Exercise goal »
Reproduce each record below exactly as written.

(Data entries)

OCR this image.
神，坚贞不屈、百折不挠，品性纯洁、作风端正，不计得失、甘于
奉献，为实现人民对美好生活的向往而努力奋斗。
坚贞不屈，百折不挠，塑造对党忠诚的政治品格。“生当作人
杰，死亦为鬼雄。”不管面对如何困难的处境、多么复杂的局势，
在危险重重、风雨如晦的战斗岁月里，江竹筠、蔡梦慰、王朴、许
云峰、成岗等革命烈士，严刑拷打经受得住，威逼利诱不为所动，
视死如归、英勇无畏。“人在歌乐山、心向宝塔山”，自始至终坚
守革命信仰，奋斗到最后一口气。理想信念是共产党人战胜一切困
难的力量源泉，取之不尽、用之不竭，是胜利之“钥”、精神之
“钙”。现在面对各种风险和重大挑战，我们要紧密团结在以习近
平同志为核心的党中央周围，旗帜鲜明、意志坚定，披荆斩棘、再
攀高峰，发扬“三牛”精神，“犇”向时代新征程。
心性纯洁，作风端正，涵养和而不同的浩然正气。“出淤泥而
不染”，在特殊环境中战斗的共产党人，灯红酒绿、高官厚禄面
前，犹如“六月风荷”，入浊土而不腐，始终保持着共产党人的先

Task result »
OCR this image.
神，坚贞不屈、百折不挠，品性纯洁、作风端正，不计得失、甘于
奉献，为实现人民对美好生活的向往而努力奋斗。
坚贞不屈，百折不挠，塑造对党忠诚的政治品格。“生当作人
杰，死亦为鬼雄。”不管面对如何困难的处境、多么复杂的局势，
在危险重重、风雨如晦的战斗岁月里，江竹筠、蔡梦慰、王朴、许
云峰、成岗等革命烈士，严刑拷打经受得住，威逼利诱不为所动，
视死如归、英勇无畏。“人在歌乐山、心向宝塔山”，自始至终坚
守革命信仰，奋斗到最后一口气。理想信念是共产党人战胜一切困
难的力量源泉，取之不尽、用之不竭，是胜利之“钥”、精神之
“钙”。现在面对各种风险和重大挑战，我们要紧密团结在以习近
平同志为核心的党中央周围，旗帜鲜明、意志坚定，披荆斩棘、再
攀高峰，发扬“三牛”精神，“犇”向时代新征程。
心性纯洁，作风端正，涵养和而不同的浩然正气。“出淤泥而
不染”，在特殊环境中战斗的共产党人，灯红酒绿、高官厚禄面
前，犹如“六月风荷”，入浊土而不腐，始终保持着共产党人的先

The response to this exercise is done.